* GIVEN REQUEST A:
Reproduce the mailing-list reply about a slow Ubuntu computer between "If u have a" and "solves your problem.", inclusive.
* GIVEN REQUEST B:
Proceed with the mailing-list reply about a slow Ubuntu computer from the point at which it stops.
** Start TEXT BLOCK **
Open Office and System Admin very slow

Shishir Jha shishirjh at gmail.com
Tue Aug 14 04:38:43 BST 2007


If u have a PIV Machine and 256 MBof RAM, and your computer runs slow, then
I could recommend you use the Alternate version of Ubuntu/Edubuntu. I am not
sure whether Canonical ships it or not, you will have to check that, but it
does help a lot when it comes to Computers with Low RAM, as it is designed
for computers with RAM lower than 256 MB. If you have a fast internet access
then you could download the CD from the internet, if not as suggested by
Jim, using lightweight interface and application does help you.

If you have your desktop effects on, you might want to turn it off, it helps
a lot, because have been using laptops with 192 MB RAM pretty effectively.
Hope it solves your problem.
** End TEXT BLOCK **
** Start DATASET ENTRIES **
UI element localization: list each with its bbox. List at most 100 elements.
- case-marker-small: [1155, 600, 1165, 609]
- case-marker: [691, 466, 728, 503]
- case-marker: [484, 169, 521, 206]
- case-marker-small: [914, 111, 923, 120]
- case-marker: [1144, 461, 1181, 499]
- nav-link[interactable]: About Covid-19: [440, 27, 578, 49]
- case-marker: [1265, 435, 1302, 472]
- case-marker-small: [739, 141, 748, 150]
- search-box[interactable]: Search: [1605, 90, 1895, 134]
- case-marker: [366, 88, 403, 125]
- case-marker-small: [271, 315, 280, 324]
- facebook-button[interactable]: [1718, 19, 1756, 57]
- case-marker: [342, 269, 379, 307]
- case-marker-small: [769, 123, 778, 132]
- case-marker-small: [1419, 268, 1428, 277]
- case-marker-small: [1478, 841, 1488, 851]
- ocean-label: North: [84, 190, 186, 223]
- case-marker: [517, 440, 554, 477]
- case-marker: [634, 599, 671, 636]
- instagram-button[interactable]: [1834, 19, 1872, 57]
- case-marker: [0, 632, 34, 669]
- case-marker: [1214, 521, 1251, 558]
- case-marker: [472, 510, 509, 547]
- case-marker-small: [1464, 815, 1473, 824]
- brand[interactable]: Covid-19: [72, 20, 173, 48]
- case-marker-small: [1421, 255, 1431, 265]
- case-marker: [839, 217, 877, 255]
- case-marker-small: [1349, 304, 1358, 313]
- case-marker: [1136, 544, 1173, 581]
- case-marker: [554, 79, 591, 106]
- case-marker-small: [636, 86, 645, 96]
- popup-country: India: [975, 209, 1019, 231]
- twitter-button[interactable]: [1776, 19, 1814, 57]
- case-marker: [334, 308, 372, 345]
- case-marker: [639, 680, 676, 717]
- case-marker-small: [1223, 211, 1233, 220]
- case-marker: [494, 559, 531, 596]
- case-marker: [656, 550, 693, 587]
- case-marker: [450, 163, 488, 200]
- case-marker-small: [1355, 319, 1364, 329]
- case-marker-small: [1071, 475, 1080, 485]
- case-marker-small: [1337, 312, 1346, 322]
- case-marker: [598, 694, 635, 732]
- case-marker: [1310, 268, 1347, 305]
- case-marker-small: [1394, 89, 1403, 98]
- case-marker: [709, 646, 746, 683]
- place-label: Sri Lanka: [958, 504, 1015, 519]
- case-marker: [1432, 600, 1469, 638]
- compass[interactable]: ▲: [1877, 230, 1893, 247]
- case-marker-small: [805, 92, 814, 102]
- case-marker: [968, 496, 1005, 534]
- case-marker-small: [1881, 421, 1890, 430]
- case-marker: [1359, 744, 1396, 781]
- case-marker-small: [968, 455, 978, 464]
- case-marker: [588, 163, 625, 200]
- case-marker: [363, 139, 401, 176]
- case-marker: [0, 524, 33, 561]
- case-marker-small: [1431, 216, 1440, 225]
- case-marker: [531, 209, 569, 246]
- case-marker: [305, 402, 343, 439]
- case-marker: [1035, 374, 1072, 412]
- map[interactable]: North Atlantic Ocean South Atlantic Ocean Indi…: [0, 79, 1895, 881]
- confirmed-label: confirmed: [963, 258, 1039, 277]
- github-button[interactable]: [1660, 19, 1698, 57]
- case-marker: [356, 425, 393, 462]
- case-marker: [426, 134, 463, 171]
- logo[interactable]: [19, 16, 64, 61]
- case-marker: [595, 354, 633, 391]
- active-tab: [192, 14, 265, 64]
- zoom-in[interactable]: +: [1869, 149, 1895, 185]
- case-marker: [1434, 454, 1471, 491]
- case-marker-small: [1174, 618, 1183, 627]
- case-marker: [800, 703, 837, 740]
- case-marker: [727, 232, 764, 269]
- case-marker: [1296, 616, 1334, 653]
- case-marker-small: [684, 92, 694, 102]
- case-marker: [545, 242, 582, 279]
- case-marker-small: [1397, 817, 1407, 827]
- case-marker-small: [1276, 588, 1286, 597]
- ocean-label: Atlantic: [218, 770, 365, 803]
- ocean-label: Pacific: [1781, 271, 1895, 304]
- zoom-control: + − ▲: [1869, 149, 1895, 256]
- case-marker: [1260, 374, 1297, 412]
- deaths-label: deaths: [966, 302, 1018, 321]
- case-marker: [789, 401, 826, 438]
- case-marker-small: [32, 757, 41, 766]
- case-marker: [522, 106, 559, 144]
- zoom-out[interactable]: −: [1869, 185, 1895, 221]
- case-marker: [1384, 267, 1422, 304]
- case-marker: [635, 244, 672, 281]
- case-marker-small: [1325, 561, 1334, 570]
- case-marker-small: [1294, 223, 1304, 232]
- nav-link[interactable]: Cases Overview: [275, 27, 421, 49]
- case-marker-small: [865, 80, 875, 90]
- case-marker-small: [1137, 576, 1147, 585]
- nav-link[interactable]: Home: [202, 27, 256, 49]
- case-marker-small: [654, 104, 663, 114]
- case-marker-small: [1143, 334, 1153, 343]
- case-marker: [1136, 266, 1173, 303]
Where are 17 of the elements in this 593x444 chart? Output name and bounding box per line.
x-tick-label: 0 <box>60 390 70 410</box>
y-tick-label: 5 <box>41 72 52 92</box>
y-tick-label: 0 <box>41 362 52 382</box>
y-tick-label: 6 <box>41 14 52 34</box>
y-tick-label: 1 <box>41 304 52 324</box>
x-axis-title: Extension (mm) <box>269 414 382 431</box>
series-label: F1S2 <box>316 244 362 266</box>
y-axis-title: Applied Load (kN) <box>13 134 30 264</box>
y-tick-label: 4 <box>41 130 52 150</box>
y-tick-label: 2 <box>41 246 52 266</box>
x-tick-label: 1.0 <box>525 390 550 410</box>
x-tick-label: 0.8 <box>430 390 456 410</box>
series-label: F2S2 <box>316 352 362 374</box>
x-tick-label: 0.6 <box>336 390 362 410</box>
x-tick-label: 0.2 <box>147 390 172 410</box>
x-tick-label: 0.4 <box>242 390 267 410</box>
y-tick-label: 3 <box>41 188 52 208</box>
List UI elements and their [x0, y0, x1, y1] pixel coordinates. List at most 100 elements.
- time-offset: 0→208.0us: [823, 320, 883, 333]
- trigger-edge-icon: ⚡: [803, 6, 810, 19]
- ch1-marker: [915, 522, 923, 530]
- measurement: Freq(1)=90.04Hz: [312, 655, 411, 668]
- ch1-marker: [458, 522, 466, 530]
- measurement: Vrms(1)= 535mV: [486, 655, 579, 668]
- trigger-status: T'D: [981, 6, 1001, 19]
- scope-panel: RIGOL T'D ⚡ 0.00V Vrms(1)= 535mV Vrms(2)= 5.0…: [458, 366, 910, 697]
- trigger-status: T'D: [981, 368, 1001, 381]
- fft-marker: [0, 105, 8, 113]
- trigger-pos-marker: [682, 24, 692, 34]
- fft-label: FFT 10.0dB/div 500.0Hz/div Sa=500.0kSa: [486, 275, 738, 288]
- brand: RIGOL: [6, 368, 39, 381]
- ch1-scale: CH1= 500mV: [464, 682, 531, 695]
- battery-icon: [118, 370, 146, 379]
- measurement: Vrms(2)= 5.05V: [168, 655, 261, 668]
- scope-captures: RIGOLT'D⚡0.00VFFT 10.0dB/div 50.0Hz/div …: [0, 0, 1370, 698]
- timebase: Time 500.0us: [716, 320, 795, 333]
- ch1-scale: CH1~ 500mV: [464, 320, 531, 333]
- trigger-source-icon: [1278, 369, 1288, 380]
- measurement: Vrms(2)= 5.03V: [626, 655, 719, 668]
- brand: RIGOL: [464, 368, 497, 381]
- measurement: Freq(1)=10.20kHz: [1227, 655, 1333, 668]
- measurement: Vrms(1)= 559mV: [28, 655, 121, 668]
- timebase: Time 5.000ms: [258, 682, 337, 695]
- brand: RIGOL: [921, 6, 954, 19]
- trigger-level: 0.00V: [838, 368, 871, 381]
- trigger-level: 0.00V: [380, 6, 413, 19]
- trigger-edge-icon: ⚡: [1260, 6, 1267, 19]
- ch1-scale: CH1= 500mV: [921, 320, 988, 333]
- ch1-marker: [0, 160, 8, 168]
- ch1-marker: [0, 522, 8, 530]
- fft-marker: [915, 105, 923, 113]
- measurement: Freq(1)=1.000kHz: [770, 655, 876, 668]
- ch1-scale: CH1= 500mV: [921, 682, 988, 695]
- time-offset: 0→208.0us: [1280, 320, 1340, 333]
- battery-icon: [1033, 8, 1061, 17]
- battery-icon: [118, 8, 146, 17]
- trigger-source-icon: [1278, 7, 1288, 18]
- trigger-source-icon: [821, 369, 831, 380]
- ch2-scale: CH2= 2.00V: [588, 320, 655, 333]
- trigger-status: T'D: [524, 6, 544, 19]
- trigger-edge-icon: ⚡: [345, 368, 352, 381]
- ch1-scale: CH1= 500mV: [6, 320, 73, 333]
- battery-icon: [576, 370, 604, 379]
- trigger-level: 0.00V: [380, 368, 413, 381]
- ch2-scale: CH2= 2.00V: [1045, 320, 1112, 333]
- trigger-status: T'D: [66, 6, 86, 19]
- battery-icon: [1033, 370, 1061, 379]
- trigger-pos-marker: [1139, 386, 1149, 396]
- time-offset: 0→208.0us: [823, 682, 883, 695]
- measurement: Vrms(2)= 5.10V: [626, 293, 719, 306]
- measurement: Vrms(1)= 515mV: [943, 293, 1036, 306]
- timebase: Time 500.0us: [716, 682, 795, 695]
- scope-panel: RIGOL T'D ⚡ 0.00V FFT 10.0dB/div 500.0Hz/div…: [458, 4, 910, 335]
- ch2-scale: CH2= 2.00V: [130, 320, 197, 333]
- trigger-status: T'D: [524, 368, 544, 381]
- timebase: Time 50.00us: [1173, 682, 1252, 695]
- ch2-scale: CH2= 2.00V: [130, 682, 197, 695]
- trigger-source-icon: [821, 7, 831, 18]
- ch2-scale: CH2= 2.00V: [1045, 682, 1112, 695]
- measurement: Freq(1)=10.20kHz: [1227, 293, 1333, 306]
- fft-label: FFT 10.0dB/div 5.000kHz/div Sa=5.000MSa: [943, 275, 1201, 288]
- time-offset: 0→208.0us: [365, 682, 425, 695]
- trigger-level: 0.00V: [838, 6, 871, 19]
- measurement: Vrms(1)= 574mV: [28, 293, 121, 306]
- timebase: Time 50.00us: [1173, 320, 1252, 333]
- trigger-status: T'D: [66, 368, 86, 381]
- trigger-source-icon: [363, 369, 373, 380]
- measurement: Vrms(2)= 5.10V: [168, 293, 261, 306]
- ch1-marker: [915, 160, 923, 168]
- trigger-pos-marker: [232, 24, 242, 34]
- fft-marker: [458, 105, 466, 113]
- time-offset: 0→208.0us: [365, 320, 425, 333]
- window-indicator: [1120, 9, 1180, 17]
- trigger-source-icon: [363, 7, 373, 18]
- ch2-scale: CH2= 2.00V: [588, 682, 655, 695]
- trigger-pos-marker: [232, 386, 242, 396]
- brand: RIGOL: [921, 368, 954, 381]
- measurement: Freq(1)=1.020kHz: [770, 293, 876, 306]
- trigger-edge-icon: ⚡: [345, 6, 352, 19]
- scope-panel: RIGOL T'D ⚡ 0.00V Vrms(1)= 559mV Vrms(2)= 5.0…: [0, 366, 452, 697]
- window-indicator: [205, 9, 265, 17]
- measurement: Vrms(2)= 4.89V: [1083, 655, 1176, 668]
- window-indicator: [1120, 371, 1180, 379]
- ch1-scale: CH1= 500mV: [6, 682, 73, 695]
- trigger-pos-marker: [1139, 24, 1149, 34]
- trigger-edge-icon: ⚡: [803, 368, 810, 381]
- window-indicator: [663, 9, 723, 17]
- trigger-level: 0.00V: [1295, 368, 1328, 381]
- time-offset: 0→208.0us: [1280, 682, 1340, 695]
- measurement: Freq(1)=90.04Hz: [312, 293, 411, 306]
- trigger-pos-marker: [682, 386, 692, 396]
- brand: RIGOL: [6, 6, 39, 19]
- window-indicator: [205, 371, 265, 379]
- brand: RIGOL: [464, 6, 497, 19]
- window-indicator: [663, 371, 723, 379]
** End DATASET ENTRIES **
* FINAL ANSWER A:
If u have a PIV Machine and 256 MBof RAM, and your computer runs slow, then
I could recommend you use the Alternate version of Ubuntu/Edubuntu. I am not
sure whether Canonical ships it or not, you will have to check that, but it
does help a lot when it comes to Computers with Low RAM, as it is designed
for computers with RAM lower than 256 MB. If you have a fast internet access
then you could download the CD from the internet, if not as suggested by
Jim, using lightweight interface and application does help you.

If you have your desktop effects on, you might want to turn it off, it helps
a lot, because have been using laptops with 192 MB RAM pretty effectively.
Hope it solves your problem.

* FINAL ANSWER B:
On 8/14/07, Jim Kronebusch <jim at winonacotter.org> wrote:
>
> On Tue, 14 Aug 2007 05:30:58 +0530, Kalyani wrote
> > Hi. I have a Pentium 4 machine with 256 MB RAM and 40 GB harddisk. I
> have
> > Edubuntu 7.04 (Fiesty Fawn) loaded on it along with the educational
> software
> > that come with it. The machine runs very slow when I work on open office
> > (word processor, spread sheet) and when I try doing any system admin
> tasks.
> > I mean very, very slow.
> >
> > Does this mean I need more RAM? How much would suffice. I thought 128 MB
> RAM
> > would be adequate as mentioned on the Edubuntu CD (that came from
> > Cannonical).
> >
> > Is there a way I can make the system go faster using its existing
> resources?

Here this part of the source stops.